* [Required work]: Reproduce the part of the web hosting instructions from "NOTE—If you are" to "for accomplishing this.", word for word.

If you are asked for the location of your sendmail program or mailprogram, it is: /usr/sbin/sendmail Finally, you need an FTP (file transfer protocol) client to transfer your HTML pages and Perl scripts to the server.

Password Protected Directories

NOTE—If you are using FrontPage Extensions, you should NOT use this utility or use this methodology to set up Password Protected Directories. There are methods within FrontPage for accomplishing this.

  • First create an authorization file called whatever you like and put it in your home directory. Put into it a username followed by a colon then an encrypted password. IE: user foo password bar would look something like foo:xcGfeXysaje We suggest that you put it directly in your home directory and NOT under your web directory.
    I.E. user foo would put the authorization file named userauth into their base directory /home/f/o/foo In this example "f" is the first letter of your username and “o” is the second letter of your username. So if your username were “xmas” the directory you would specify would be: home/x/m/xmas.

* [Record set]:
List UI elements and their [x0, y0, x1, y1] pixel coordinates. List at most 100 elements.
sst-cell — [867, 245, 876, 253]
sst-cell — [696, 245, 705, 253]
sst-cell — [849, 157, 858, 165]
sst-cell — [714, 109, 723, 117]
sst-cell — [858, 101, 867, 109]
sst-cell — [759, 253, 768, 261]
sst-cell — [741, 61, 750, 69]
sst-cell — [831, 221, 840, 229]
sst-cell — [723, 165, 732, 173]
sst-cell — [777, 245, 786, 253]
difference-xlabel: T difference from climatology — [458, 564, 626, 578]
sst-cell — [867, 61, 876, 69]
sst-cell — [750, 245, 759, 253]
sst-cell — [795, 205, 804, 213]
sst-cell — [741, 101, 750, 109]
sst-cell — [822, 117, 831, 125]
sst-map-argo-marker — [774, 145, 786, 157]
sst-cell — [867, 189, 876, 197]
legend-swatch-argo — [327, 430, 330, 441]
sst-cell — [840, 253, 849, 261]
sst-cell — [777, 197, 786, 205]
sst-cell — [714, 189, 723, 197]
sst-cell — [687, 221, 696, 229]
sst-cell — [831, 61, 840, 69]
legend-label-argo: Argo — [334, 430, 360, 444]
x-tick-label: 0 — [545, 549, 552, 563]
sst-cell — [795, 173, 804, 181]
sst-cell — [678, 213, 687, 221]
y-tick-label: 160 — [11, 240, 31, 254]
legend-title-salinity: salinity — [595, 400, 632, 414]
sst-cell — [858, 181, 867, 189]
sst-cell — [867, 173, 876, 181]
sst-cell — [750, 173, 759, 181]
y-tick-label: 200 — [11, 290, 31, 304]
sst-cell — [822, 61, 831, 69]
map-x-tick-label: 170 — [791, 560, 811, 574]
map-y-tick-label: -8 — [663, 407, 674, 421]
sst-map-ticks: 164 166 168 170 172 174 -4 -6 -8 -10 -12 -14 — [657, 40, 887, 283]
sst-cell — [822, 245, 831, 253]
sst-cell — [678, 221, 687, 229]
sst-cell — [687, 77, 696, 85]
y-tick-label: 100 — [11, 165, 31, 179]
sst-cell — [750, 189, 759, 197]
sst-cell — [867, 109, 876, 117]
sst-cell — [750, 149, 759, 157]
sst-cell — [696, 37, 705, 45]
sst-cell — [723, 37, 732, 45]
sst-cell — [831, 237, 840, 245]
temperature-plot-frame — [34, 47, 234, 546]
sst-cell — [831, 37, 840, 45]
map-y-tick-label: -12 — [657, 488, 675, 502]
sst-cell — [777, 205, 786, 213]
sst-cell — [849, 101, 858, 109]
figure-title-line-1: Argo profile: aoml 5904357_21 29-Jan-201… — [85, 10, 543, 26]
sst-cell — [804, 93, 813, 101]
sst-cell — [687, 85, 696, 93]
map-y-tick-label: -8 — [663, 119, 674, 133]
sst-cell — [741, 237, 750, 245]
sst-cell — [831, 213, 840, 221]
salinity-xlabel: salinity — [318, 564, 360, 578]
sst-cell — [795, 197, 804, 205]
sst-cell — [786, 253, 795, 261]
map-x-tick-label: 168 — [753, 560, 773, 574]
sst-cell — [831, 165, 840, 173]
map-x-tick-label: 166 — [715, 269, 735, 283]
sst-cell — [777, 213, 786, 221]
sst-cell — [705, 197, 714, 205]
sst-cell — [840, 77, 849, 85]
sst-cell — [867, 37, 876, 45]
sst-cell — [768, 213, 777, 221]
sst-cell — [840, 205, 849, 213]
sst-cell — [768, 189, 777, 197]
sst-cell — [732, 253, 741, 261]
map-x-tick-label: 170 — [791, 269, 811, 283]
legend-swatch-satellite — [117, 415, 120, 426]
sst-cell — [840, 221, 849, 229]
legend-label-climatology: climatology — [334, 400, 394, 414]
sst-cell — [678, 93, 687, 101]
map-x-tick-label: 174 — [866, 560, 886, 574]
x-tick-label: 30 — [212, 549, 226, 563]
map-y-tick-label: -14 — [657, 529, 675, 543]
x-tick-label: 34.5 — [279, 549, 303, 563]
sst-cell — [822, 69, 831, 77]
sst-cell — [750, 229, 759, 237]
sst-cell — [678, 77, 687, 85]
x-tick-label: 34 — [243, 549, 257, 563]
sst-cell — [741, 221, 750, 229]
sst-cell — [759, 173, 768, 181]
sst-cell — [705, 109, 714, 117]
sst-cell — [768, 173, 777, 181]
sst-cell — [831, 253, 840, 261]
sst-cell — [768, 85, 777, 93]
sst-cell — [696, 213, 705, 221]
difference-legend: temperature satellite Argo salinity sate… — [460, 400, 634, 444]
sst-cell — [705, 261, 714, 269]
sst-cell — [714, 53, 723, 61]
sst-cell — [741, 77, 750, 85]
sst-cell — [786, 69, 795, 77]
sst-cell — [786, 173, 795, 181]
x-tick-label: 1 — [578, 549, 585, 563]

* [Solution for this problem]:
NOTE—If you are using FrontPage Extensions, you should NOT use this utility or use this methodology to set up Password Protected Directories. There are methods within FrontPage for accomplishing this.